-- Goal --
Assemble all lines in which the string "perfectly" appears.

-- Data section --
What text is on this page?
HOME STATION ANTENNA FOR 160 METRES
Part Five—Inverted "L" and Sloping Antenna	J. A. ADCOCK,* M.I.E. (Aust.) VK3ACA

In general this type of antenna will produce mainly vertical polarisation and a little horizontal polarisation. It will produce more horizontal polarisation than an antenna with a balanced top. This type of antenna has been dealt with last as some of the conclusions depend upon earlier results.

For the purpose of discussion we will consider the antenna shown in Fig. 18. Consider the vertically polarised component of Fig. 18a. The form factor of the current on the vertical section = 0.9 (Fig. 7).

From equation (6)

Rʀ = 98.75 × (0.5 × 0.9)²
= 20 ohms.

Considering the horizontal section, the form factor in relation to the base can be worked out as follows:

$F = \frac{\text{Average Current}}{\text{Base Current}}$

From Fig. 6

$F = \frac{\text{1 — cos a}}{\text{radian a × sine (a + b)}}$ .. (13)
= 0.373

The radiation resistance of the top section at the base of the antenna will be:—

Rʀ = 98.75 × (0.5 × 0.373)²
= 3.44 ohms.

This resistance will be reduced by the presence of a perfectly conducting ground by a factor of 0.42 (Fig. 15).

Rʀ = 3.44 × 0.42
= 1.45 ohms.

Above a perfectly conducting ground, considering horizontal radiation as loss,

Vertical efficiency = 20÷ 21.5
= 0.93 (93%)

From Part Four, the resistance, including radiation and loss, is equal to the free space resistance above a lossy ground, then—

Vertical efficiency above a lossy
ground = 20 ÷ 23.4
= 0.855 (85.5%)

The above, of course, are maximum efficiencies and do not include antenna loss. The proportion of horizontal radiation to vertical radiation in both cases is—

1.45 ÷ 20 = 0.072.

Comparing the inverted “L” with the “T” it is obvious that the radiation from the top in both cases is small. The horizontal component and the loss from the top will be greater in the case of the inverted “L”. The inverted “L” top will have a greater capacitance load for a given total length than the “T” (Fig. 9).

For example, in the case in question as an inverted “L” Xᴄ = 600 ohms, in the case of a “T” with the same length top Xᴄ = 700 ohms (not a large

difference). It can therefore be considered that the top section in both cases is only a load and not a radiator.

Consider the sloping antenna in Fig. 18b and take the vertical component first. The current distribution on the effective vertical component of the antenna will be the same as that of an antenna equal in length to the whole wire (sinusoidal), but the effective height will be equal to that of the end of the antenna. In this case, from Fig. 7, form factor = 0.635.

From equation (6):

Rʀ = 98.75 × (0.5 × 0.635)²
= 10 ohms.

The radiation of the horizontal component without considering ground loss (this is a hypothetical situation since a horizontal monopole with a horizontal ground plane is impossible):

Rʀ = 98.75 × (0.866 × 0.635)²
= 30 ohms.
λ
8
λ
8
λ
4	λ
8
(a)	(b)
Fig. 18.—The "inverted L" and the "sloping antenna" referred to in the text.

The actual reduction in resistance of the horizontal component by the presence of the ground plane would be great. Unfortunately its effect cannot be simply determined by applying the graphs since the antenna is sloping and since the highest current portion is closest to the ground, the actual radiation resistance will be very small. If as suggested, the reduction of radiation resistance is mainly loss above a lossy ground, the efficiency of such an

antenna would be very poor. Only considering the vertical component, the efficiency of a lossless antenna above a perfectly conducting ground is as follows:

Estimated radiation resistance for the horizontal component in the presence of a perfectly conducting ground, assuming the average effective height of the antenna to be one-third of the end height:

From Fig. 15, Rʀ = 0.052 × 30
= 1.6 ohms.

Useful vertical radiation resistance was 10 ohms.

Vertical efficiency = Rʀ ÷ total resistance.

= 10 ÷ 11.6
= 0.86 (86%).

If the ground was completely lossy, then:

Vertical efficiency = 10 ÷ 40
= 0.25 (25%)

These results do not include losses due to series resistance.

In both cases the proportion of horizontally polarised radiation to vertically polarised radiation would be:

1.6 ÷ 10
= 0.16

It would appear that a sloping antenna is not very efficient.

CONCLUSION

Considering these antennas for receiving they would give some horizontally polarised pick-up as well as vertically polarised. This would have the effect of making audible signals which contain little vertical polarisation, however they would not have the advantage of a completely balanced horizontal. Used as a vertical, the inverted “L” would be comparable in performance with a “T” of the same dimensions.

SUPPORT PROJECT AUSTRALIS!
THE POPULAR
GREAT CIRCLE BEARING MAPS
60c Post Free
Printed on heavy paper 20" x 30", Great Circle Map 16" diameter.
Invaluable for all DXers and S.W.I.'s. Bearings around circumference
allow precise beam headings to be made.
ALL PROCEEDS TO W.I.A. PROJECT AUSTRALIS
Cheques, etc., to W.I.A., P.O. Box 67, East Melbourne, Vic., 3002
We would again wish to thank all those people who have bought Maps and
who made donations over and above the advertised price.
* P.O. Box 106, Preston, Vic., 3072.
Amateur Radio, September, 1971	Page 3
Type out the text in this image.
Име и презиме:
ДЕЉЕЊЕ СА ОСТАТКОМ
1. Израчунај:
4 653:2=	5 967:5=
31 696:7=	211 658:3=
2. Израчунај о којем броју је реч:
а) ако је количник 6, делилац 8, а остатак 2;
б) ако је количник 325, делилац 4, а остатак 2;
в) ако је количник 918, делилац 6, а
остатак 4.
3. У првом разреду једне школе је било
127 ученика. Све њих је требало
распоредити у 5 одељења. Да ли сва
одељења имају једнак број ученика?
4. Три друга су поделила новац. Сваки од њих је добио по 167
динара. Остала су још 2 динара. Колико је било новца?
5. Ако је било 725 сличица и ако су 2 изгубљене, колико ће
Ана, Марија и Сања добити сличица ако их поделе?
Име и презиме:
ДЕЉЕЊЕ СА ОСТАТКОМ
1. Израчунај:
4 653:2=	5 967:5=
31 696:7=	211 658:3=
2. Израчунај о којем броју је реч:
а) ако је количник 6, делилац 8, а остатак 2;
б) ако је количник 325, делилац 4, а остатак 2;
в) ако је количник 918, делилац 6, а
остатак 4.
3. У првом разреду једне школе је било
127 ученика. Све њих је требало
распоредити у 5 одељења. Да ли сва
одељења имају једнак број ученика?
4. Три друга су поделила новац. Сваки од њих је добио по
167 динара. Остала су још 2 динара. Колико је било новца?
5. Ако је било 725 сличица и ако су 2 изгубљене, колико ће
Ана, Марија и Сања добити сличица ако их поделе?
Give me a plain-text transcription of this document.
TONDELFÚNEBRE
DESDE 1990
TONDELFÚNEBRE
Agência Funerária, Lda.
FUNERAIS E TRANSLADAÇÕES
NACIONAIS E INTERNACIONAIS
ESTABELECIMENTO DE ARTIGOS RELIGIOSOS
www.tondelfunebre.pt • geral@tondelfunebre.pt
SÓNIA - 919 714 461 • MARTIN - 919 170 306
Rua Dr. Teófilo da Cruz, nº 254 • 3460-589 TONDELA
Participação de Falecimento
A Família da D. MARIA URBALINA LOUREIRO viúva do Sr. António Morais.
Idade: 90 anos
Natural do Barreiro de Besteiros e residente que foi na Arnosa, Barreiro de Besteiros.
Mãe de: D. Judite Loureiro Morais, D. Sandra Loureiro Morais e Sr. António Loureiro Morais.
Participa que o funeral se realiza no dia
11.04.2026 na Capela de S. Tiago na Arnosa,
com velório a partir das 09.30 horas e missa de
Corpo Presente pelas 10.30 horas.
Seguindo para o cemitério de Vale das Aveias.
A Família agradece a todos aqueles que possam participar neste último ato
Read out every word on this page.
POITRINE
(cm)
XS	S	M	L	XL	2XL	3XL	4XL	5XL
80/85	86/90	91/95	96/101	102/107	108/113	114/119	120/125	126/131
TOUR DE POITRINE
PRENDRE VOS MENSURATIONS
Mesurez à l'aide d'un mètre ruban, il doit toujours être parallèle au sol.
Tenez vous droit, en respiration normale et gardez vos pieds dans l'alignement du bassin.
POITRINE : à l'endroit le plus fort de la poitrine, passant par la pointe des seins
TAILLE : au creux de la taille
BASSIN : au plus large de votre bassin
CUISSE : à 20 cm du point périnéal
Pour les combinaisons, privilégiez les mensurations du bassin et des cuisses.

-- Task output --
This resistance will be reduced by the presence of a perfectly conducting ground by a factor of 0.42 (Fig. 15).
Above a perfectly conducting ground, considering horizontal radiation as loss,
antenna would be very poor. Only considering the vertical component, the efficiency of a lossless antenna above a perfectly conducting ground is as follows:
Estimated radiation resistance for the horizontal component in the presence of a perfectly conducting ground, assuming the average effective height of the antenna to be one-third of the end height:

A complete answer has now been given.